Short problem: Transcribe each entry below exactly. Pictures do not go in the copy.

-------- Data excerpts

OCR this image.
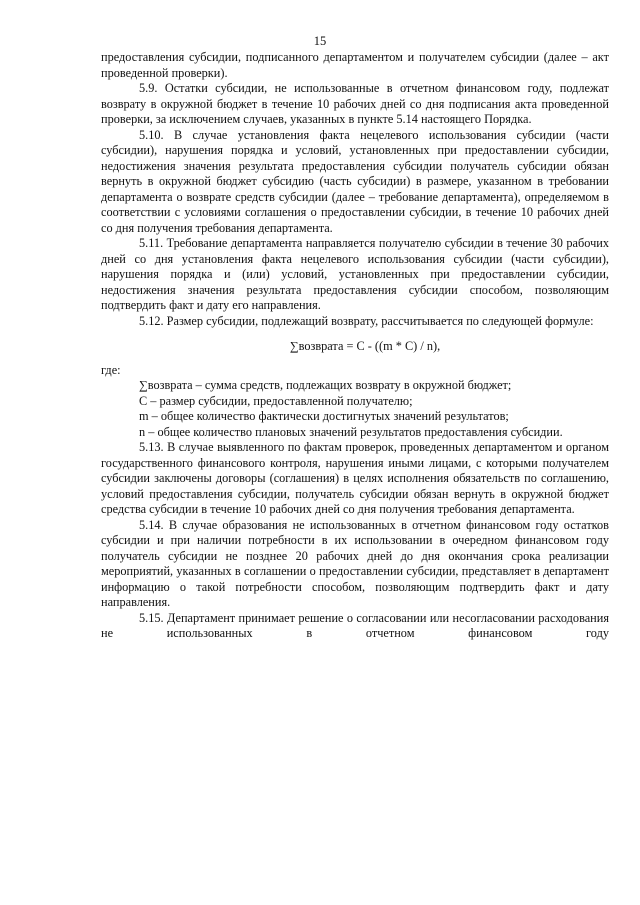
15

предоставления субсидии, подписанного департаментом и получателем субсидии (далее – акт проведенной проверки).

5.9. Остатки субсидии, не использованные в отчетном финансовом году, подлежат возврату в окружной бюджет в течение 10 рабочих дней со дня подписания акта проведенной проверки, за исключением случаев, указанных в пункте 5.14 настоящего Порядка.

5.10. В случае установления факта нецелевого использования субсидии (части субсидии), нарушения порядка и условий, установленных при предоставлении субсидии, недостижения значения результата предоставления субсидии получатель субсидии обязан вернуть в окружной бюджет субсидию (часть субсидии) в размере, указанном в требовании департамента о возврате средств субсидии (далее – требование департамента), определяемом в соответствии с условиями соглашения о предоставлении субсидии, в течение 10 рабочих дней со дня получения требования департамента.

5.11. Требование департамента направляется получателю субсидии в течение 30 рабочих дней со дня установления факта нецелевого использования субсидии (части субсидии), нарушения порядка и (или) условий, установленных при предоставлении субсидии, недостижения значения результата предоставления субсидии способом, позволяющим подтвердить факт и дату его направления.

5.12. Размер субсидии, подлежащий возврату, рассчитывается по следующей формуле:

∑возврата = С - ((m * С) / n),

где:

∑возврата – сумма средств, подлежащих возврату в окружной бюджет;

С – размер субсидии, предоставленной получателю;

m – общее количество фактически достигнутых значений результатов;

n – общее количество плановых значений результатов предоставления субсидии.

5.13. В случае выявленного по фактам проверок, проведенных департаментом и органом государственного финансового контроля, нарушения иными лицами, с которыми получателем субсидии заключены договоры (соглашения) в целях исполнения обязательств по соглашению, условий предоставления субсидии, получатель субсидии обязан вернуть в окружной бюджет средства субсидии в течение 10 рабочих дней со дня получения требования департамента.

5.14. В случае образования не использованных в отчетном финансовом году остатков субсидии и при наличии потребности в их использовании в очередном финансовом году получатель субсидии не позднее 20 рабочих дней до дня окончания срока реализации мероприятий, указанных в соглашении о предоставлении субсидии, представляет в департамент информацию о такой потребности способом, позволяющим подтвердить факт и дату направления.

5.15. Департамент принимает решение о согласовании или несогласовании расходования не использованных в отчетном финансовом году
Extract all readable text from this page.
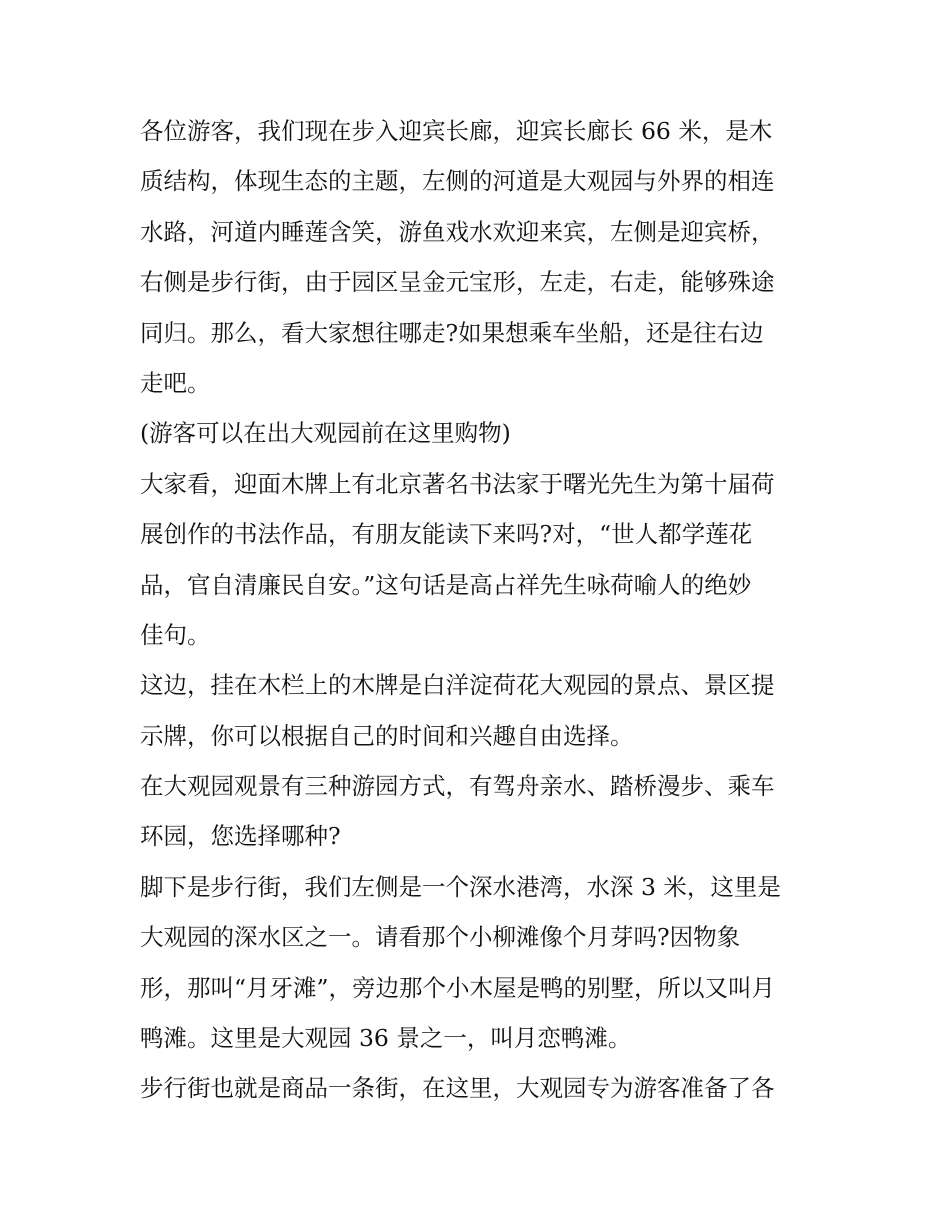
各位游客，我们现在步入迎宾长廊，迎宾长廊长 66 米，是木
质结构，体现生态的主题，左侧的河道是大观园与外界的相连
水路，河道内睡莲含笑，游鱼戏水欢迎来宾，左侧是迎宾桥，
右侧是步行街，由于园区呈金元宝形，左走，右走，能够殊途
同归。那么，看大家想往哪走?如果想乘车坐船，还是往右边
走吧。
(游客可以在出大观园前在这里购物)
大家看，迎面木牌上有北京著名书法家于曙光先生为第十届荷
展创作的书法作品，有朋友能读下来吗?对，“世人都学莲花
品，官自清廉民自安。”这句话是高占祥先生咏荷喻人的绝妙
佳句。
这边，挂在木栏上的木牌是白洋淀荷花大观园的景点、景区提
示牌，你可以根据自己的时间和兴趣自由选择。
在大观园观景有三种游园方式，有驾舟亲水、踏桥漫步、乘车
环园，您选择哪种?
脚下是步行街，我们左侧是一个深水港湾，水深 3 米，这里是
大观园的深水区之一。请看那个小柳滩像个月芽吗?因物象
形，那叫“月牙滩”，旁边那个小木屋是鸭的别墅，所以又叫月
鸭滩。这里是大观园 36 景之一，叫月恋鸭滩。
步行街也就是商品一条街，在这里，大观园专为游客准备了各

----------------

Full answer:
OCR this image.
15

предоставления субсидии, подписанного департаментом и получателем субсидии (далее – акт проведенной проверки).

5.9. Остатки субсидии, не использованные в отчетном финансовом году, подлежат возврату в окружной бюджет в течение 10 рабочих дней со дня подписания акта проведенной проверки, за исключением случаев, указанных в пункте 5.14 настоящего Порядка.

5.10. В случае установления факта нецелевого использования субсидии (части субсидии), нарушения порядка и условий, установленных при предоставлении субсидии, недостижения значения результата предоставления субсидии получатель субсидии обязан вернуть в окружной бюджет субсидию (часть субсидии) в размере, указанном в требовании департамента о возврате средств субсидии (далее – требование департамента), определяемом в соответствии с условиями соглашения о предоставлении субсидии, в течение 10 рабочих дней со дня получения требования департамента.

5.11. Требование департамента направляется получателю субсидии в течение 30 рабочих дней со дня установления факта нецелевого использования субсидии (части субсидии), нарушения порядка и (или) условий, установленных при предоставлении субсидии, недостижения значения результата предоставления субсидии способом, позволяющим подтвердить факт и дату его направления.

5.12. Размер субсидии, подлежащий возврату, рассчитывается по следующей формуле:

∑возврата = С - ((m * С) / n),

где:

∑возврата – сумма средств, подлежащих возврату в окружной бюджет;

С – размер субсидии, предоставленной получателю;

m – общее количество фактически достигнутых значений результатов;

n – общее количество плановых значений результатов предоставления субсидии.

5.13. В случае выявленного по фактам проверок, проведенных департаментом и органом государственного финансового контроля, нарушения иными лицами, с которыми получателем субсидии заключены договоры (соглашения) в целях исполнения обязательств по соглашению, условий предоставления субсидии, получатель субсидии обязан вернуть в окружной бюджет средства субсидии в течение 10 рабочих дней со дня получения требования департамента.

5.14. В случае образования не использованных в отчетном финансовом году остатков субсидии и при наличии потребности в их использовании в очередном финансовом году получатель субсидии не позднее 20 рабочих дней до дня окончания срока реализации мероприятий, указанных в соглашении о предоставлении субсидии, представляет в департамент информацию о такой потребности способом, позволяющим подтвердить факт и дату направления.

5.15. Департамент принимает решение о согласовании или несогласовании расходования не использованных в отчетном финансовом году
Extract all readable text from this page.
各位游客，我们现在步入迎宾长廊，迎宾长廊长 66 米，是木
质结构，体现生态的主题，左侧的河道是大观园与外界的相连
水路，河道内睡莲含笑，游鱼戏水欢迎来宾，左侧是迎宾桥，
右侧是步行街，由于园区呈金元宝形，左走，右走，能够殊途
同归。那么，看大家想往哪走?如果想乘车坐船，还是往右边
走吧。
(游客可以在出大观园前在这里购物)
大家看，迎面木牌上有北京著名书法家于曙光先生为第十届荷
展创作的书法作品，有朋友能读下来吗?对，“世人都学莲花
品，官自清廉民自安。”这句话是高占祥先生咏荷喻人的绝妙
佳句。
这边，挂在木栏上的木牌是白洋淀荷花大观园的景点、景区提
示牌，你可以根据自己的时间和兴趣自由选择。
在大观园观景有三种游园方式，有驾舟亲水、踏桥漫步、乘车
环园，您选择哪种?
脚下是步行街，我们左侧是一个深水港湾，水深 3 米，这里是
大观园的深水区之一。请看那个小柳滩像个月芽吗?因物象
形，那叫“月牙滩”，旁边那个小木屋是鸭的别墅，所以又叫月
鸭滩。这里是大观园 36 景之一，叫月恋鸭滩。
步行街也就是商品一条街，在这里，大观园专为游客准备了各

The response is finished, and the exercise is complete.